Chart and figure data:
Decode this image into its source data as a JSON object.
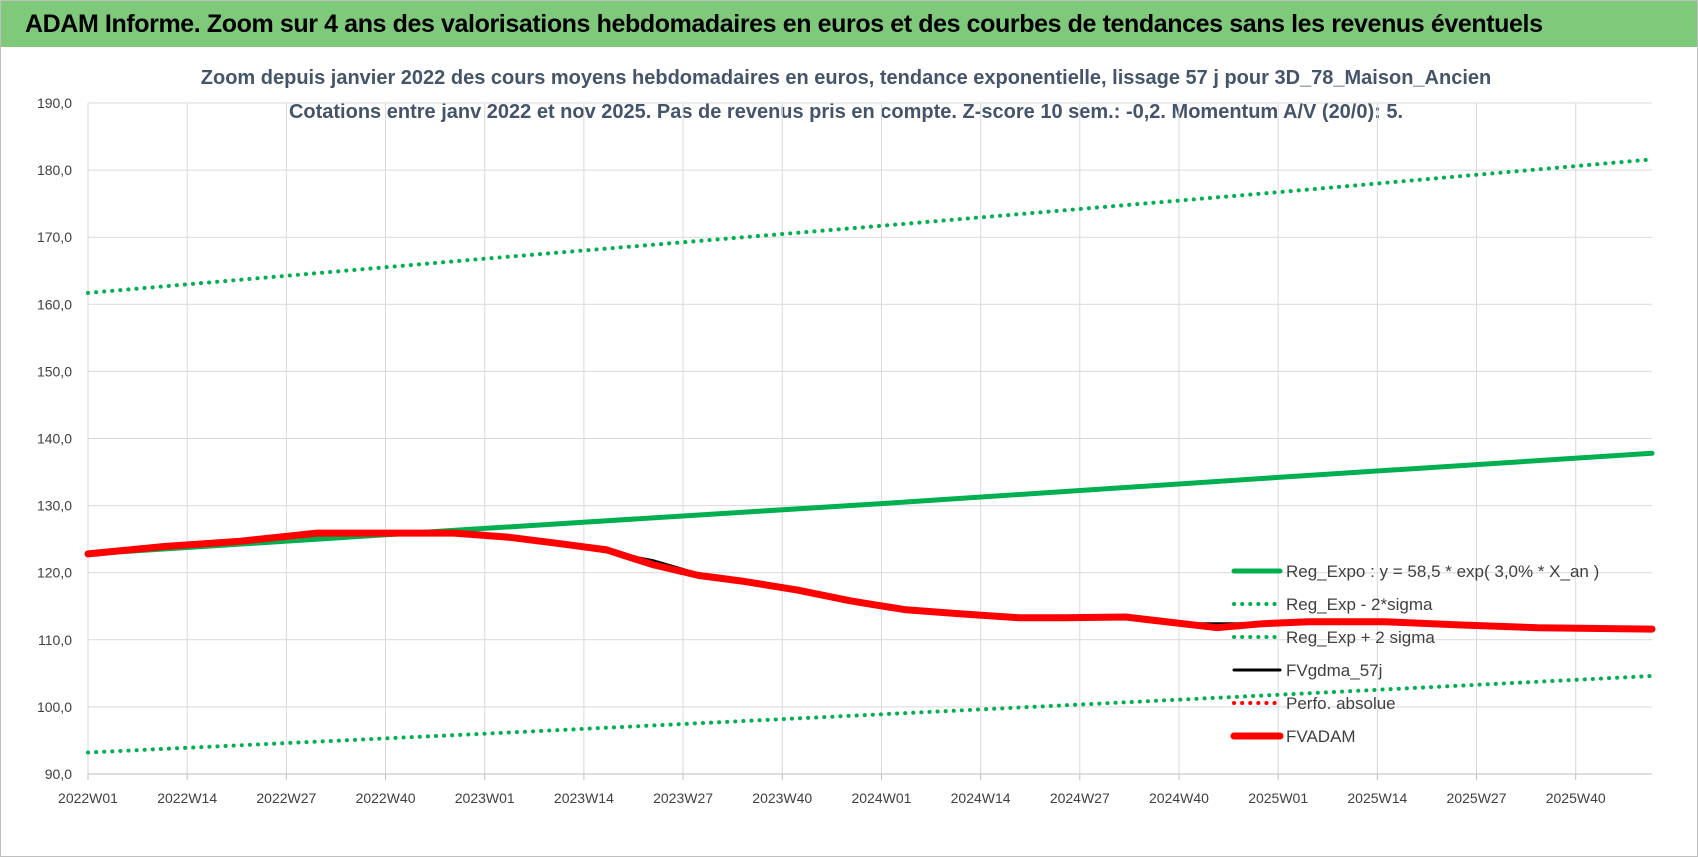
{
  "banner": {
    "title": "ADAM Informe. Zoom sur 4 ans des valorisations hebdomadaires en euros et des courbes de tendances sans les revenus éventuels",
    "color": "#7fc97a"
  },
  "chart_data": {
    "type": "line",
    "title_line1": "Zoom depuis janvier 2022 des cours moyens hebdomadaires en euros, tendance exponentielle, lissage 57 j pour 3D_78_Maison_Ancien",
    "title_line2": "Cotations entre janv 2022 et nov 2025. Pas de revenus pris en compte. Z-score 10 sem.: -0,2. Momentum A/V (20/0): 5.",
    "xlabel": "",
    "ylabel": "",
    "ylim": [
      90,
      190
    ],
    "ytick_labels": [
      "90,0",
      "100,0",
      "110,0",
      "120,0",
      "130,0",
      "140,0",
      "150,0",
      "160,0",
      "170,0",
      "180,0",
      "190,0"
    ],
    "x_tick_labels": [
      "2022W01",
      "2022W14",
      "2022W27",
      "2022W40",
      "2023W01",
      "2023W14",
      "2023W27",
      "2023W40",
      "2024W01",
      "2024W14",
      "2024W27",
      "2024W40",
      "2025W01",
      "2025W14",
      "2025W27",
      "2025W40"
    ],
    "x_tick_index": [
      0,
      13,
      26,
      39,
      52,
      65,
      78,
      91,
      104,
      117,
      130,
      143,
      156,
      169,
      182,
      195
    ],
    "n_weeks": 206,
    "grid": true,
    "legend_position": "right",
    "series": [
      {
        "name": "Reg_Expo : y = 58,5 * exp( 3,0% *  X_an )",
        "color": "#00b050",
        "style": "solid-thick",
        "x": [
          0,
          52,
          104,
          156,
          205
        ],
        "y": [
          122.8,
          126.6,
          130.3,
          134.2,
          137.8
        ]
      },
      {
        "name": "Reg_Exp - 2*sigma",
        "color": "#00b050",
        "style": "dotted",
        "x": [
          0,
          52,
          104,
          156,
          205
        ],
        "y": [
          93.2,
          96.0,
          98.9,
          101.8,
          104.6
        ]
      },
      {
        "name": "Reg_Exp + 2 sigma",
        "color": "#00b050",
        "style": "dotted",
        "x": [
          0,
          52,
          104,
          156,
          205
        ],
        "y": [
          161.7,
          166.8,
          171.7,
          176.7,
          181.6
        ]
      },
      {
        "name": "FVgdma_57j",
        "color": "#000000",
        "style": "solid",
        "x": [
          0,
          10,
          20,
          30,
          40,
          48,
          55,
          62,
          68,
          74,
          80,
          86,
          93,
          100,
          107,
          114,
          122,
          128,
          136,
          142,
          148,
          154,
          160,
          170,
          180,
          190,
          205
        ],
        "y": [
          122.8,
          123.9,
          124.6,
          125.6,
          125.8,
          125.8,
          125.2,
          124.1,
          123.1,
          121.8,
          119.8,
          118.8,
          117.6,
          116.0,
          114.7,
          114.0,
          113.4,
          113.4,
          113.4,
          112.4,
          112.4,
          112.4,
          112.6,
          112.6,
          112.2,
          111.8,
          111.6
        ]
      },
      {
        "name": "Perfo. absolue",
        "color": "#ff0000",
        "style": "dotted",
        "x": [],
        "y": []
      },
      {
        "name": "FVADAM",
        "color": "#ff0000",
        "style": "solid-thick",
        "x": [
          0,
          10,
          20,
          30,
          40,
          48,
          55,
          62,
          68,
          74,
          80,
          86,
          93,
          100,
          107,
          114,
          122,
          128,
          136,
          142,
          148,
          154,
          160,
          170,
          180,
          190,
          205
        ],
        "y": [
          122.8,
          123.9,
          124.7,
          125.9,
          125.9,
          125.9,
          125.3,
          124.3,
          123.4,
          121.2,
          119.6,
          118.7,
          117.4,
          115.8,
          114.5,
          113.9,
          113.3,
          113.3,
          113.4,
          112.6,
          111.8,
          112.4,
          112.7,
          112.7,
          112.2,
          111.8,
          111.6
        ]
      }
    ]
  }
}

**TASK OBJECTIVE:** Leave out the pictures and retype every line above exactly.

**THE OUTPUT:**
Decode this image into its source data as a JSON object.
{
  "banner": {
    "title": "ADAM Informe. Zoom sur 4 ans des valorisations hebdomadaires en euros et des courbes de tendances sans les revenus éventuels",
    "color": "#7fc97a"
  },
  "chart_data": {
    "type": "line",
    "title_line1": "Zoom depuis janvier 2022 des cours moyens hebdomadaires en euros, tendance exponentielle, lissage 57 j pour 3D_78_Maison_Ancien",
    "title_line2": "Cotations entre janv 2022 et nov 2025. Pas de revenus pris en compte. Z-score 10 sem.: -0,2. Momentum A/V (20/0): 5.",
    "xlabel": "",
    "ylabel": "",
    "ylim": [
      90,
      190
    ],
    "ytick_labels": [
      "90,0",
      "100,0",
      "110,0",
      "120,0",
      "130,0",
      "140,0",
      "150,0",
      "160,0",
      "170,0",
      "180,0",
      "190,0"
    ],
    "x_tick_labels": [
      "2022W01",
      "2022W14",
      "2022W27",
      "2022W40",
      "2023W01",
      "2023W14",
      "2023W27",
      "2023W40",
      "2024W01",
      "2024W14",
      "2024W27",
      "2024W40",
      "2025W01",
      "2025W14",
      "2025W27",
      "2025W40"
    ],
    "x_tick_index": [
      0,
      13,
      26,
      39,
      52,
      65,
      78,
      91,
      104,
      117,
      130,
      143,
      156,
      169,
      182,
      195
    ],
    "n_weeks": 206,
    "grid": true,
    "legend_position": "right",
    "series": [
      {
        "name": "Reg_Expo : y = 58,5 * exp( 3,0% *  X_an )",
        "color": "#00b050",
        "style": "solid-thick",
        "x": [
          0,
          52,
          104,
          156,
          205
        ],
        "y": [
          122.8,
          126.6,
          130.3,
          134.2,
          137.8
        ]
      },
      {
        "name": "Reg_Exp - 2*sigma",
        "color": "#00b050",
        "style": "dotted",
        "x": [
          0,
          52,
          104,
          156,
          205
        ],
        "y": [
          93.2,
          96.0,
          98.9,
          101.8,
          104.6
        ]
      },
      {
        "name": "Reg_Exp + 2 sigma",
        "color": "#00b050",
        "style": "dotted",
        "x": [
          0,
          52,
          104,
          156,
          205
        ],
        "y": [
          161.7,
          166.8,
          171.7,
          176.7,
          181.6
        ]
      },
      {
        "name": "FVgdma_57j",
        "color": "#000000",
        "style": "solid",
        "x": [
          0,
          10,
          20,
          30,
          40,
          48,
          55,
          62,
          68,
          74,
          80,
          86,
          93,
          100,
          107,
          114,
          122,
          128,
          136,
          142,
          148,
          154,
          160,
          170,
          180,
          190,
          205
        ],
        "y": [
          122.8,
          123.9,
          124.6,
          125.6,
          125.8,
          125.8,
          125.2,
          124.1,
          123.1,
          121.8,
          119.8,
          118.8,
          117.6,
          116.0,
          114.7,
          114.0,
          113.4,
          113.4,
          113.4,
          112.4,
          112.4,
          112.4,
          112.6,
          112.6,
          112.2,
          111.8,
          111.6
        ]
      },
      {
        "name": "Perfo. absolue",
        "color": "#ff0000",
        "style": "dotted",
        "x": [],
        "y": []
      },
      {
        "name": "FVADAM",
        "color": "#ff0000",
        "style": "solid-thick",
        "x": [
          0,
          10,
          20,
          30,
          40,
          48,
          55,
          62,
          68,
          74,
          80,
          86,
          93,
          100,
          107,
          114,
          122,
          128,
          136,
          142,
          148,
          154,
          160,
          170,
          180,
          190,
          205
        ],
        "y": [
          122.8,
          123.9,
          124.7,
          125.9,
          125.9,
          125.9,
          125.3,
          124.3,
          123.4,
          121.2,
          119.6,
          118.7,
          117.4,
          115.8,
          114.5,
          113.9,
          113.3,
          113.3,
          113.4,
          112.6,
          111.8,
          112.4,
          112.7,
          112.7,
          112.2,
          111.8,
          111.6
        ]
      }
    ]
  }
}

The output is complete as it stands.